16th Aug 2011, 11:00 am

 

The big market sell-off that began in early August has saw the FTSE 100 fall from around 6100 to below 5000 in less than a month.  Fear and panic hit the market and stocks were sold off almost indiscriminately.  However, it is at times like these that bargains are found.

This is not about calling the bottom of the markets.  There is a very real possibility that share prices may come under another bout of selling pressure.  The low at 4791, which was within 1 point of the July 2010 low, could easily be tested again.  It will be very interesting to see what sort of reaction will happen when the next piece of bad news hits the markets.

The way to look at this sell off is that this is an opportunity to start adding to your portfolio.  There are some excellent buying opportunities in a lot of good companies now.  The ideal combination would be companies with solid revenue streams, decent earnings growth, strong cash flow and dividend growth.  

There are some huge prospective yields in the market now.  Strong companies that yield between 6% and 8%. What is the alternative?  Putting money in the bank will give you 3% if you are lucky, while the 10 Year UK Government Bond currently yields around 2.5%.  There is a hugely compelling argument for building a portfolio with these higher yielding plays with safe dividends.

• • •

# Your task
List every quality that the market commentary above names as part of the ideal combination for companies to buy.

• • •

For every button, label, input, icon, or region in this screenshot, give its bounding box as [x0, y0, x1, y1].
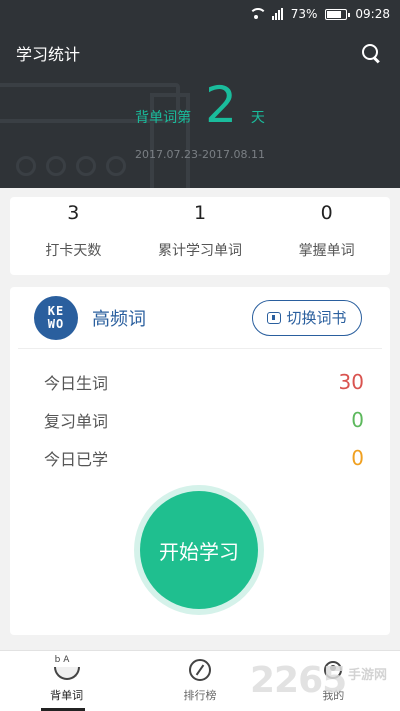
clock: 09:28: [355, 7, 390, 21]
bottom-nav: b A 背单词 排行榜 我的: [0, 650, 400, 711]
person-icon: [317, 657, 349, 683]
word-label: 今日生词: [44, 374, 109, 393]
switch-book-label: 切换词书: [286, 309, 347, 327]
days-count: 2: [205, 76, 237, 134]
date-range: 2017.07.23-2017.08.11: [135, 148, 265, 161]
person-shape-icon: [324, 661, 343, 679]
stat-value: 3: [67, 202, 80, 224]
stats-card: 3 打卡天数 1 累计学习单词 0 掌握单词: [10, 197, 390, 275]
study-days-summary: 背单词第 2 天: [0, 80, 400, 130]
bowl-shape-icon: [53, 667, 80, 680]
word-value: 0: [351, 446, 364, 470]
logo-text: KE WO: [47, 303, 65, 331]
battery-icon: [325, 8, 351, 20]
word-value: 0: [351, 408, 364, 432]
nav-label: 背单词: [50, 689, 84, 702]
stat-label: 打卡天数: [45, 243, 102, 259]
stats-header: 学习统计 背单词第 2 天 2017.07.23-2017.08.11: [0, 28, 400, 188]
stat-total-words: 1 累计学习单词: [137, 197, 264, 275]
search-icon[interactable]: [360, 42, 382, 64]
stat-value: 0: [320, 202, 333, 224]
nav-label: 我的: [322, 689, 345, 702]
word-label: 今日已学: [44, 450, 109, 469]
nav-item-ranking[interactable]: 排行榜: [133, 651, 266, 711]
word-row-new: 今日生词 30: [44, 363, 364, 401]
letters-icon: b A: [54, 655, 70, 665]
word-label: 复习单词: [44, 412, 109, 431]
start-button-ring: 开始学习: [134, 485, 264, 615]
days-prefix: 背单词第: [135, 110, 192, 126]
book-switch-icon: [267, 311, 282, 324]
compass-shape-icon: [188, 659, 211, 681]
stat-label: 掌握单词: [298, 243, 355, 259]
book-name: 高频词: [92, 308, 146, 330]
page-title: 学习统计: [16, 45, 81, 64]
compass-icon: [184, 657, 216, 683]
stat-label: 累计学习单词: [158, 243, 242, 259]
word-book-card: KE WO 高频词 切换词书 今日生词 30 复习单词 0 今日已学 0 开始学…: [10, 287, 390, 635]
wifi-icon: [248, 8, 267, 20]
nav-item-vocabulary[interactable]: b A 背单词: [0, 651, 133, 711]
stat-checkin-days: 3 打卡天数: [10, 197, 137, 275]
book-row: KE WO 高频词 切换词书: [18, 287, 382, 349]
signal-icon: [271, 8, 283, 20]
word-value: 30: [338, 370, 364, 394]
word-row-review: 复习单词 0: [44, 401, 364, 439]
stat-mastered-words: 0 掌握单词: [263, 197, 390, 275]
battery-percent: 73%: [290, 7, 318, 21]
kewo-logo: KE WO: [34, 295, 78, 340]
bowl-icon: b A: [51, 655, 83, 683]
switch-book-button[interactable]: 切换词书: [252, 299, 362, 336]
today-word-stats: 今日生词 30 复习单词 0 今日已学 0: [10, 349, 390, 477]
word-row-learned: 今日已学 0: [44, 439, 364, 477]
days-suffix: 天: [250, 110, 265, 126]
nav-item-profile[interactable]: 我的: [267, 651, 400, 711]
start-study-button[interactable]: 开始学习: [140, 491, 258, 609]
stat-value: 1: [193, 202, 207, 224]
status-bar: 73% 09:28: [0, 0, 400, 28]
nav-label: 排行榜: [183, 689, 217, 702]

• • •

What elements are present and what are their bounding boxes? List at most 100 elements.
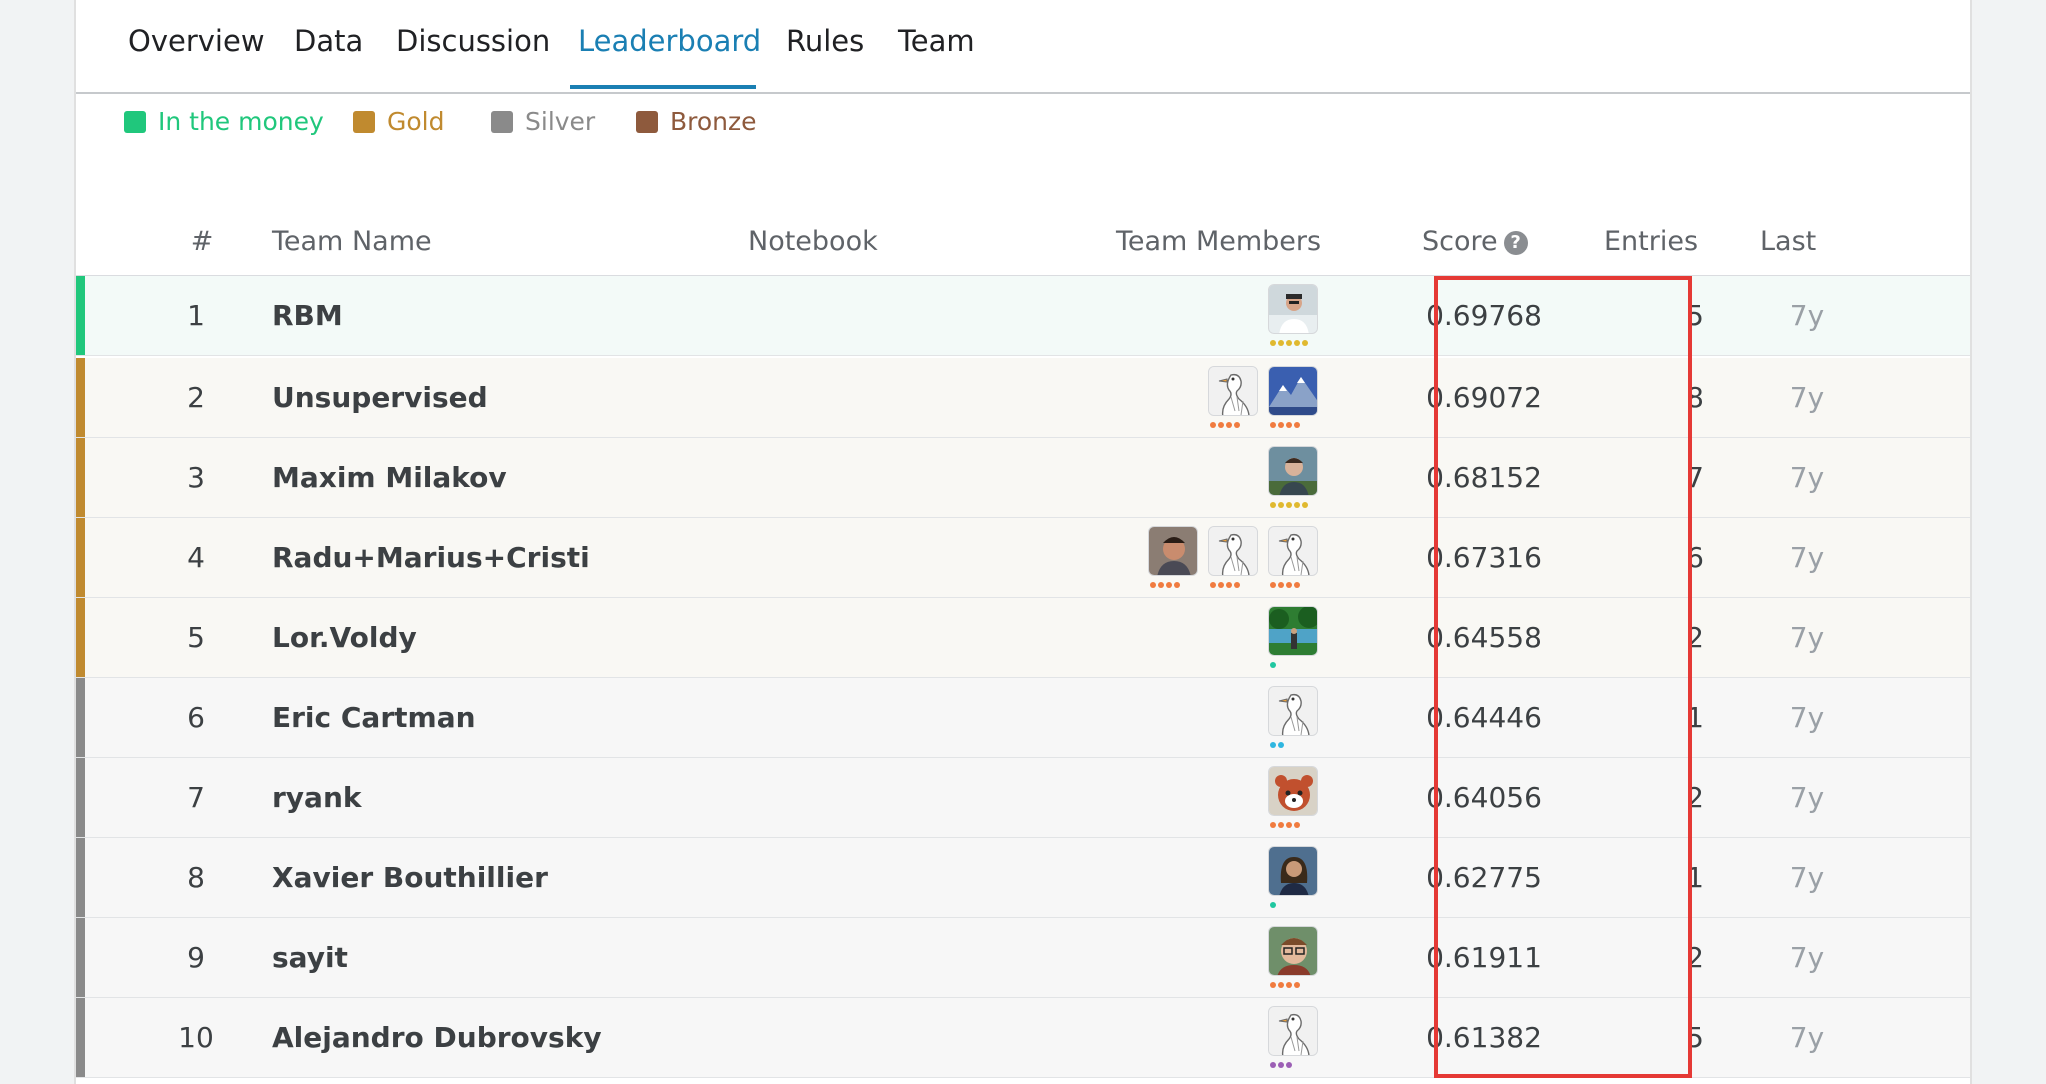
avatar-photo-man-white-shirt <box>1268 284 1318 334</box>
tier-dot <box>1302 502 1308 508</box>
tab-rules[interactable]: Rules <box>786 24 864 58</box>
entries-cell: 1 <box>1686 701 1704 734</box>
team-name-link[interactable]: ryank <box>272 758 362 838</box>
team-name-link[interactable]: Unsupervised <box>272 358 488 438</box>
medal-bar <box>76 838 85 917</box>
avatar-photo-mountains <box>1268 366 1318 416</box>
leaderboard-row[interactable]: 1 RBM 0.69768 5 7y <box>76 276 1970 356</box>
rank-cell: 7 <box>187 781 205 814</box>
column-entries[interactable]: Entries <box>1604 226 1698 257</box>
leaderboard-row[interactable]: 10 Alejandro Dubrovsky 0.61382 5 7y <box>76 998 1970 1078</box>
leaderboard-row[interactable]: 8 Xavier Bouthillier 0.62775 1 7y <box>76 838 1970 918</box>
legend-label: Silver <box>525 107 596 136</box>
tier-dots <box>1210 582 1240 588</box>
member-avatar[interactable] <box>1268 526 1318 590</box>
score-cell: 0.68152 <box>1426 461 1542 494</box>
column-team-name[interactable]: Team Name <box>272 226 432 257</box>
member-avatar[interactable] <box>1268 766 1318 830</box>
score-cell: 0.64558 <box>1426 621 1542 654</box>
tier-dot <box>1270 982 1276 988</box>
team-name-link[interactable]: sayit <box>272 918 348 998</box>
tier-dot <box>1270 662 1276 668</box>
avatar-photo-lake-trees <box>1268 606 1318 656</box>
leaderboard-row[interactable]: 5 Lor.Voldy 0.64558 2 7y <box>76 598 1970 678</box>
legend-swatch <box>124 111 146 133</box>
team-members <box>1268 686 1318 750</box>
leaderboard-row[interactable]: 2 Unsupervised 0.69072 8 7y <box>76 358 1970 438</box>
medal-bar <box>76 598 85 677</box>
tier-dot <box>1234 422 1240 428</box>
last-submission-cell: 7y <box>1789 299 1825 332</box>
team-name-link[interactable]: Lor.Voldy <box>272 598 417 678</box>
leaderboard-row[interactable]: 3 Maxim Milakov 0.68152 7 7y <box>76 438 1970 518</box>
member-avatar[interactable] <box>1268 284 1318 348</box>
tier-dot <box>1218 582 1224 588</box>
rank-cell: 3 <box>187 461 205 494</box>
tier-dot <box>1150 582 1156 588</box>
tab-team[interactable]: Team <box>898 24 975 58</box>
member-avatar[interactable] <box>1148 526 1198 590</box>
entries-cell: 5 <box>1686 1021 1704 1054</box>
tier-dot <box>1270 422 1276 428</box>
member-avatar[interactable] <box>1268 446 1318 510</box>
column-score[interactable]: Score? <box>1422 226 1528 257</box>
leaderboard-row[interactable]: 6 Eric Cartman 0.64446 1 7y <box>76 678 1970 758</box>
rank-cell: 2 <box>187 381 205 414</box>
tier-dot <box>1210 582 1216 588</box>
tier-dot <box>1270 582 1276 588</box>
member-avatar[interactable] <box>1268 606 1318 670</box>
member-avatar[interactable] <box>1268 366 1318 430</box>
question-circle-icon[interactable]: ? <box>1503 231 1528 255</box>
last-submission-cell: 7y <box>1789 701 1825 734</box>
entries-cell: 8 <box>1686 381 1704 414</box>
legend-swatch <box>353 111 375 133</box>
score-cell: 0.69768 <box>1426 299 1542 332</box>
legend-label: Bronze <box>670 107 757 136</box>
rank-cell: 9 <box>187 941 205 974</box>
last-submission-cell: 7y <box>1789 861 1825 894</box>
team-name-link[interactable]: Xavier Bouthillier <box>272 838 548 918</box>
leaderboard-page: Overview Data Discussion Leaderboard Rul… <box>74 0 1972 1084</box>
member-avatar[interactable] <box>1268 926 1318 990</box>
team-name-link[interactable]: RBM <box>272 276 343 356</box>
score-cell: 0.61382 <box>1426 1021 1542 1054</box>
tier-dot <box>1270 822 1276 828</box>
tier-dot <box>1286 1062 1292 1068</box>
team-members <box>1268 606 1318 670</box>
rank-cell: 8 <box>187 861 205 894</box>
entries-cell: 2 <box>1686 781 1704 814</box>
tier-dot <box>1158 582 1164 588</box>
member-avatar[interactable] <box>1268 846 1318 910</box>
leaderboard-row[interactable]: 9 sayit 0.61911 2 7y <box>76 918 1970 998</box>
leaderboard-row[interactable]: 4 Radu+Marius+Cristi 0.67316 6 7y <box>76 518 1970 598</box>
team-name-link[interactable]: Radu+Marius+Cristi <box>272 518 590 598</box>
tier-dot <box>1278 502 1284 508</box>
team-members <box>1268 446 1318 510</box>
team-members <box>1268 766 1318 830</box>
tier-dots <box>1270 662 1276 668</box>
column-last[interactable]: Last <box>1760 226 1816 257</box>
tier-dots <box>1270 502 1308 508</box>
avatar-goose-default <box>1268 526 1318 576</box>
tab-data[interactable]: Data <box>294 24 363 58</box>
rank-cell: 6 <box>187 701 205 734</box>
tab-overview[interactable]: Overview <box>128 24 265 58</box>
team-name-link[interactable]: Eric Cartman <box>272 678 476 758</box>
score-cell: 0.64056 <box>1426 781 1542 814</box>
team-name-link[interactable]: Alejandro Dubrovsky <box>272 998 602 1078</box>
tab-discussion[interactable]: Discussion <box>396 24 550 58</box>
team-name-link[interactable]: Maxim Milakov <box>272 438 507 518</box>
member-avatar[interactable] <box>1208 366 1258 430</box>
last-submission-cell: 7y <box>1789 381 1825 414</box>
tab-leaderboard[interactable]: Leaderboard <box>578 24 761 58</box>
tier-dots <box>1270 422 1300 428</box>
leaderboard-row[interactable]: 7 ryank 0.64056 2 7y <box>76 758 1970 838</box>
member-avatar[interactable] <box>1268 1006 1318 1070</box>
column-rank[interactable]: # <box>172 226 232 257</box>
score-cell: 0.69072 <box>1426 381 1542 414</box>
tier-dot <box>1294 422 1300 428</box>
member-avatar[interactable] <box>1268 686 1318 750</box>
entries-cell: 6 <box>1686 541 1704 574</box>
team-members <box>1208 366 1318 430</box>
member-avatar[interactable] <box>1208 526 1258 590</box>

• • •

# Finished task
- Solid revenue streams
- Decent earnings growth
- Strong cash flow
- Dividend growth